[Begin Dataset entries]

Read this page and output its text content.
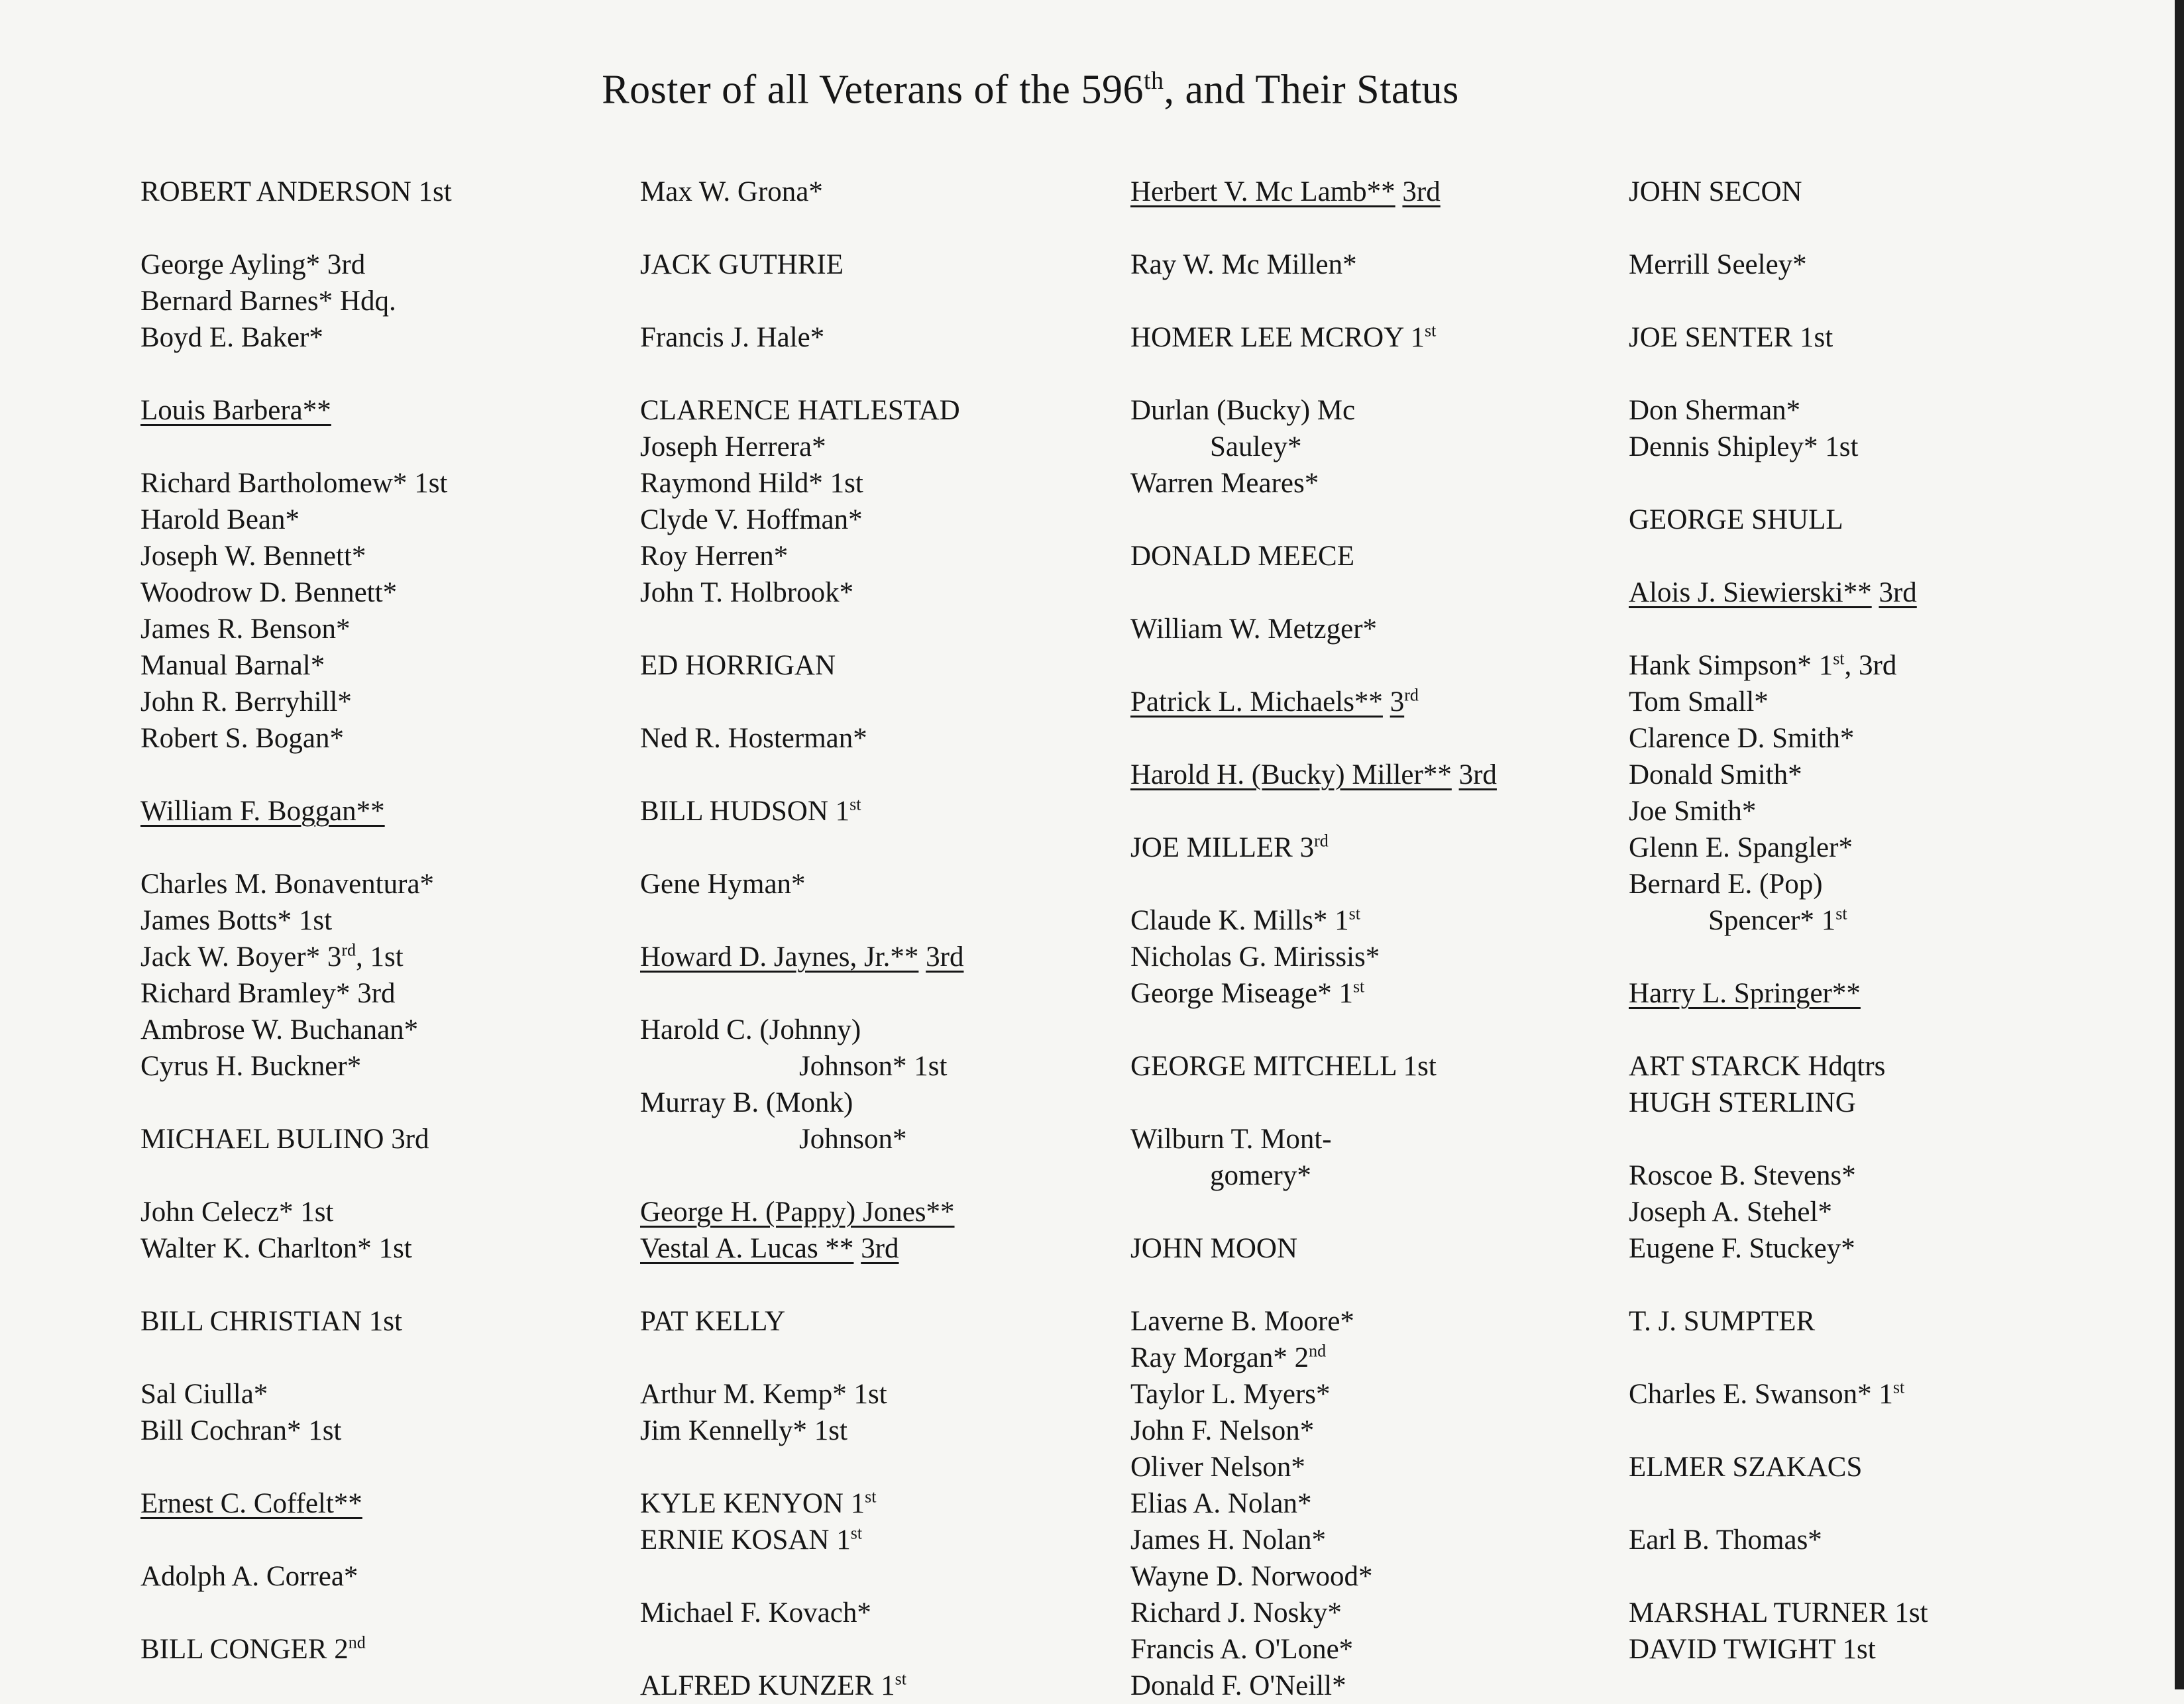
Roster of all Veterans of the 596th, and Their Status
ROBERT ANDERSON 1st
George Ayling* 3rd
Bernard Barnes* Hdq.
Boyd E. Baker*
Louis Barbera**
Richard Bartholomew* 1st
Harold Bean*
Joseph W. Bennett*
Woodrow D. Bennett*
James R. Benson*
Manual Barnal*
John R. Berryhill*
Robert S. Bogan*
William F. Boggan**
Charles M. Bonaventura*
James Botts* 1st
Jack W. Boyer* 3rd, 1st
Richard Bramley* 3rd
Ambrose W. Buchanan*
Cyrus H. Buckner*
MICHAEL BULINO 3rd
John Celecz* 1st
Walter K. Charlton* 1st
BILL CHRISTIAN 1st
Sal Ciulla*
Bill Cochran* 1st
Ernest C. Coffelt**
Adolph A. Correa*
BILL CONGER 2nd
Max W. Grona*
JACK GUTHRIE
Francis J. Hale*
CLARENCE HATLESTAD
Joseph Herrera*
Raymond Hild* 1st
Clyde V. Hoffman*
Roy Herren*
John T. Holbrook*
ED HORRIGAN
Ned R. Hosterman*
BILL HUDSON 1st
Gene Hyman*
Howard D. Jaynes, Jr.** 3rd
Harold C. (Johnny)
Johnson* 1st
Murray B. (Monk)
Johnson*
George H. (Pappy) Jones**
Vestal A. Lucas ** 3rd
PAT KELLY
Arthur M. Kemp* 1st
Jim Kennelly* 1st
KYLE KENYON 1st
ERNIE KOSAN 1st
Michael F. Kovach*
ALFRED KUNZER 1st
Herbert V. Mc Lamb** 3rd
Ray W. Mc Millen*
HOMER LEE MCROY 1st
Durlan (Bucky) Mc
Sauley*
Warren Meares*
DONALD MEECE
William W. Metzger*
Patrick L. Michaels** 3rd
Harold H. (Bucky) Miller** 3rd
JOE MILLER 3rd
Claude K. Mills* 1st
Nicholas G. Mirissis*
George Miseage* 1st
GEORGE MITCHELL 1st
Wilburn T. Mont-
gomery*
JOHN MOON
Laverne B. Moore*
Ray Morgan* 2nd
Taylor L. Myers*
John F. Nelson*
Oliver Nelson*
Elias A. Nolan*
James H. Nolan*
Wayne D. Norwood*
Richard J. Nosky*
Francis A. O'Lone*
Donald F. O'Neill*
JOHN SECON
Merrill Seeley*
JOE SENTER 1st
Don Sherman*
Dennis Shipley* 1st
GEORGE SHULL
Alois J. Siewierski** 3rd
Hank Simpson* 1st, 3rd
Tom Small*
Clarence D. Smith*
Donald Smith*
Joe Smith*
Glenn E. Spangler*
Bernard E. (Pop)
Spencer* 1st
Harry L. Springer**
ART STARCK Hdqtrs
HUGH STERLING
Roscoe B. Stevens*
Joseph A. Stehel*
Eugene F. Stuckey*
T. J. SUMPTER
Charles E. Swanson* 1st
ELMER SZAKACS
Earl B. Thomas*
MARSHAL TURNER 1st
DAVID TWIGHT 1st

[End Dataset entries]

Aim -> Locate the word "Charles" in the entries, and copy every line where it is found.

Response ->
Charles M. Bonaventura*
Charles E. Swanson* 1st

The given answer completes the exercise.